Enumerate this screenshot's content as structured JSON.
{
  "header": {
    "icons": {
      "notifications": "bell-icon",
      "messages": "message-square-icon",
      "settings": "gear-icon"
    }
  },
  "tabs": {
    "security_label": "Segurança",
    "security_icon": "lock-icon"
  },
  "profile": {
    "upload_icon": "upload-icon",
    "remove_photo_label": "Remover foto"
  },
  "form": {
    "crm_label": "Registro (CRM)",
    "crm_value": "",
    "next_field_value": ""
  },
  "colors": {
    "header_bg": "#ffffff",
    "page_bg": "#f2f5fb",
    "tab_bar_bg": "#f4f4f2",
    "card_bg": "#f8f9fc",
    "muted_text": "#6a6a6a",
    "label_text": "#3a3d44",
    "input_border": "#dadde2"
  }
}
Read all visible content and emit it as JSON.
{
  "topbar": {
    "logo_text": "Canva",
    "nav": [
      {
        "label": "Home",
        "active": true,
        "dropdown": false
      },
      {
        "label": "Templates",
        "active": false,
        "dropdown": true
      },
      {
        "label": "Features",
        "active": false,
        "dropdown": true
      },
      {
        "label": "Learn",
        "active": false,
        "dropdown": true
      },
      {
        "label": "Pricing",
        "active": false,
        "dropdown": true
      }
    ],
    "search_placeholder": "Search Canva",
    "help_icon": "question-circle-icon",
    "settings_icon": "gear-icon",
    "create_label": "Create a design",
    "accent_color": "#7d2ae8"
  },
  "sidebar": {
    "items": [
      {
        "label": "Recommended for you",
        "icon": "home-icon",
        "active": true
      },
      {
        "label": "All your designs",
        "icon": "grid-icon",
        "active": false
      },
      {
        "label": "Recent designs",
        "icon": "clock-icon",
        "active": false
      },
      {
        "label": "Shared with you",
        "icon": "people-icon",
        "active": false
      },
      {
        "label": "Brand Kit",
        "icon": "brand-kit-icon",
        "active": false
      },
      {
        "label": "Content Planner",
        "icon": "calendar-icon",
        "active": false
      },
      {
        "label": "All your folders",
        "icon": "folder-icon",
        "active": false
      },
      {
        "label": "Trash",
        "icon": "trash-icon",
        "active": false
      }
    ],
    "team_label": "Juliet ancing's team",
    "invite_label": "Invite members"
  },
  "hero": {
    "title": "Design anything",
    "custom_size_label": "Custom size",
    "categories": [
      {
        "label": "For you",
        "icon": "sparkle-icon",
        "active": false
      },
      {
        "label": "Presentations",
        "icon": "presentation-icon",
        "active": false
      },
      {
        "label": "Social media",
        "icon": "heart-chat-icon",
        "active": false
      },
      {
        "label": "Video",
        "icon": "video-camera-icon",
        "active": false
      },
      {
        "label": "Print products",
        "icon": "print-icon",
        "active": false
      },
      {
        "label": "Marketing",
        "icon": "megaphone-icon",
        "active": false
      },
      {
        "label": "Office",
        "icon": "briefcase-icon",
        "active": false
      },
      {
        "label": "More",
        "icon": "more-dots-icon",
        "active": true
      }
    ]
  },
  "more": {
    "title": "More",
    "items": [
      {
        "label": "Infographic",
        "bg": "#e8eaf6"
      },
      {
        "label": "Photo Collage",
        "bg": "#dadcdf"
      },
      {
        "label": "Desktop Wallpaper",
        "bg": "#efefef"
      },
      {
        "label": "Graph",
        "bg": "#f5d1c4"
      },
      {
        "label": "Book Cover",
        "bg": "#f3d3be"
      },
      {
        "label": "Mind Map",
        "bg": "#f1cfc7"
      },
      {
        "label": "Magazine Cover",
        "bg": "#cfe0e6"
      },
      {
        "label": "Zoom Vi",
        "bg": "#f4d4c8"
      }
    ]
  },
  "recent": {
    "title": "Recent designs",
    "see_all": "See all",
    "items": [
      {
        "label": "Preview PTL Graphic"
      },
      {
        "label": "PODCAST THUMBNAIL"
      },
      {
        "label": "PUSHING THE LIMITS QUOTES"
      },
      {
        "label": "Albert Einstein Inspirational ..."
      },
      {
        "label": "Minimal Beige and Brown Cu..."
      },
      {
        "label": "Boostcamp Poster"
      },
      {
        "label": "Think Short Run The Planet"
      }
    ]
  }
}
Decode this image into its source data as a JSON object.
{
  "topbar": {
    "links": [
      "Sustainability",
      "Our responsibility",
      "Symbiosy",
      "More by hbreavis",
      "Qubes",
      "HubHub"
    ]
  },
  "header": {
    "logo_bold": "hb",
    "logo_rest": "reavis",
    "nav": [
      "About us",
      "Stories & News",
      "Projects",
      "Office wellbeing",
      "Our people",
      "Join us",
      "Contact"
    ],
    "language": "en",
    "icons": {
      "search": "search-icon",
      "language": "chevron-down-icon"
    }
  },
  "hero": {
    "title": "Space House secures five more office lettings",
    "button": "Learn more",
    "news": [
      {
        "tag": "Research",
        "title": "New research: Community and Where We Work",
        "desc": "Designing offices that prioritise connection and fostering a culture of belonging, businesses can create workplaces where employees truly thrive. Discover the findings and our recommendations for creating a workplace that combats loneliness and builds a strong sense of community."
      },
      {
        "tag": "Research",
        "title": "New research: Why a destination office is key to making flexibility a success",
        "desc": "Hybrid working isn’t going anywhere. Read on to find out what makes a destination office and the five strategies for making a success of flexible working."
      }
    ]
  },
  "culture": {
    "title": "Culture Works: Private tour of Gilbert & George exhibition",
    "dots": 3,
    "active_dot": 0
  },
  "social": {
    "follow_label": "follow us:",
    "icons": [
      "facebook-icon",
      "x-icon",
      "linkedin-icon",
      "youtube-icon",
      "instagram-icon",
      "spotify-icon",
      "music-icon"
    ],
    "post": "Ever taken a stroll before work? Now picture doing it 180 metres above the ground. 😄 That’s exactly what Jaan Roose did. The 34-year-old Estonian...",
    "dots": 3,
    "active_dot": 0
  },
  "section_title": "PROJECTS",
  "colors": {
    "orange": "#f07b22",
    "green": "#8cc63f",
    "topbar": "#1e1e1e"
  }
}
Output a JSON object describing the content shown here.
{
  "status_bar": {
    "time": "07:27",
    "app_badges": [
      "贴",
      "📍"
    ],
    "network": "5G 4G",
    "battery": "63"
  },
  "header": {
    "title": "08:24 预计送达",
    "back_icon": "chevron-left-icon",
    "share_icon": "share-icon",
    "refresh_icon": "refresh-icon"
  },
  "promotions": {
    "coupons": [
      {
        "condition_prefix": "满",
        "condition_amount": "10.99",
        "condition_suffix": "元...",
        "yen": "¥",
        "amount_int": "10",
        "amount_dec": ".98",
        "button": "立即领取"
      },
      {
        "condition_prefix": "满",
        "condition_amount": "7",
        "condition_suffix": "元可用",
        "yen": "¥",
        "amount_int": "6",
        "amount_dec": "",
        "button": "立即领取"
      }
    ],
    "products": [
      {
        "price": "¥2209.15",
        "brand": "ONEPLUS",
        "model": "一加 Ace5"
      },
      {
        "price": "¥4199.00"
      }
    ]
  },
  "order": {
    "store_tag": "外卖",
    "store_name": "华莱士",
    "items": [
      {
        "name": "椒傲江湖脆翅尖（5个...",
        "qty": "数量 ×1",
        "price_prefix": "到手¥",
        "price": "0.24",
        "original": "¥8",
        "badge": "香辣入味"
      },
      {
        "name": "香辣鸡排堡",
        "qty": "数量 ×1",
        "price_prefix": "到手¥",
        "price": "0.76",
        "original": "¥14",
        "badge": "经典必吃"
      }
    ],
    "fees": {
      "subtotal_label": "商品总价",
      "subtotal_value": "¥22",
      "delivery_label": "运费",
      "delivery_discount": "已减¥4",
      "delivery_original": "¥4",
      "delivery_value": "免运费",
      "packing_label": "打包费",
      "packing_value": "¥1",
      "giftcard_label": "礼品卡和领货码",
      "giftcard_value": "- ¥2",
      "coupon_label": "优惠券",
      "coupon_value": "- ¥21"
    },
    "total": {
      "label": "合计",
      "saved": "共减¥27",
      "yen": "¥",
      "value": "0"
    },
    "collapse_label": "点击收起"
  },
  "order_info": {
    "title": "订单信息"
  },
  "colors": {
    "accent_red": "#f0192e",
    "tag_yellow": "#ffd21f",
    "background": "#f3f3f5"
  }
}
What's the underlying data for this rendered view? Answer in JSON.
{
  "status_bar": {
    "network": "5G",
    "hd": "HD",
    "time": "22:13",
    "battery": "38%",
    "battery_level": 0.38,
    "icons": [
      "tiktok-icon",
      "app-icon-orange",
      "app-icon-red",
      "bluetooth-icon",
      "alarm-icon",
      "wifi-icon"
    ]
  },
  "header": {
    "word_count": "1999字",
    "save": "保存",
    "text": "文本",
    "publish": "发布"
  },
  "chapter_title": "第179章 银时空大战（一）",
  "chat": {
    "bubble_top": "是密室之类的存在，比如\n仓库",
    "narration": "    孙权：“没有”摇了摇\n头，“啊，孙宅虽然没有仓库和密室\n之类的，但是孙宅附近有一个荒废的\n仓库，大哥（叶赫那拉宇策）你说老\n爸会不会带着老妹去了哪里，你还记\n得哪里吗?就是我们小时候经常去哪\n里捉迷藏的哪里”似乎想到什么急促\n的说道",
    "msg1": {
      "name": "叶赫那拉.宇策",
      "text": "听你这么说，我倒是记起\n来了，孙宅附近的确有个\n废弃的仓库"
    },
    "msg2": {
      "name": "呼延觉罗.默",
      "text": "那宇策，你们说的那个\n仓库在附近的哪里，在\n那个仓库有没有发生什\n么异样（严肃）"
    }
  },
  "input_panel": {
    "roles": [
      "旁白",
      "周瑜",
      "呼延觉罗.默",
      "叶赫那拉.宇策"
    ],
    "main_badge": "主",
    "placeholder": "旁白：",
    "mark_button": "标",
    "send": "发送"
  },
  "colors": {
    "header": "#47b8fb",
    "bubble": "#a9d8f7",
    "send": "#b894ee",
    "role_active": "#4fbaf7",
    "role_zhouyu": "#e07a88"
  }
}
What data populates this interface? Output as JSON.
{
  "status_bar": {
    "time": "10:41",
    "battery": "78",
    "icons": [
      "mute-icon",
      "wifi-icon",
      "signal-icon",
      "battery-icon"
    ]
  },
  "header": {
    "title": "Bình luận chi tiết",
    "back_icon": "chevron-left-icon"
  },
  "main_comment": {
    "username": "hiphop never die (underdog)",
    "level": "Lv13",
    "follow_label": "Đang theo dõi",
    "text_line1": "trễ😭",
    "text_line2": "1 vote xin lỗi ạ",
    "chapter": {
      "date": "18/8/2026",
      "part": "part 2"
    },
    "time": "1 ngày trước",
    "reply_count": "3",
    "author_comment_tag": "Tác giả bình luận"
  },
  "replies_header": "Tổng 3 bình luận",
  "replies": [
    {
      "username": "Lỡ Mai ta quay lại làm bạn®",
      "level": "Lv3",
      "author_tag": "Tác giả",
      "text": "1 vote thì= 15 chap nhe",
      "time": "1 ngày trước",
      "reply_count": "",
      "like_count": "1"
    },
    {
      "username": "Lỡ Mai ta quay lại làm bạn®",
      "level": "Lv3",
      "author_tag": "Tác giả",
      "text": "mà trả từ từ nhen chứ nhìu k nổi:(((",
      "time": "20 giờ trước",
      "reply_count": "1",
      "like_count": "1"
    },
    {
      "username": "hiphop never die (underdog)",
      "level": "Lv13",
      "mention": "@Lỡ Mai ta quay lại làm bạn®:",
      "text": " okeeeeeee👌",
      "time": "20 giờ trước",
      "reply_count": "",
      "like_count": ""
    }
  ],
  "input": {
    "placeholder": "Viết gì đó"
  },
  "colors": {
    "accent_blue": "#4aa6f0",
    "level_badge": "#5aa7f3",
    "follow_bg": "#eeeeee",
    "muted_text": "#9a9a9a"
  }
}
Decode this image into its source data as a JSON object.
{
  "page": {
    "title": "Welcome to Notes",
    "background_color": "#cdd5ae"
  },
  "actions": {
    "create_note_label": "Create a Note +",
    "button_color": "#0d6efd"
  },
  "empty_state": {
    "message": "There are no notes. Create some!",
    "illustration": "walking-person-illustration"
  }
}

· · · ·

▶ Work to complete: Count the lines that hold the string "underdog" and state that number alone.

▶ Exercise answer: 2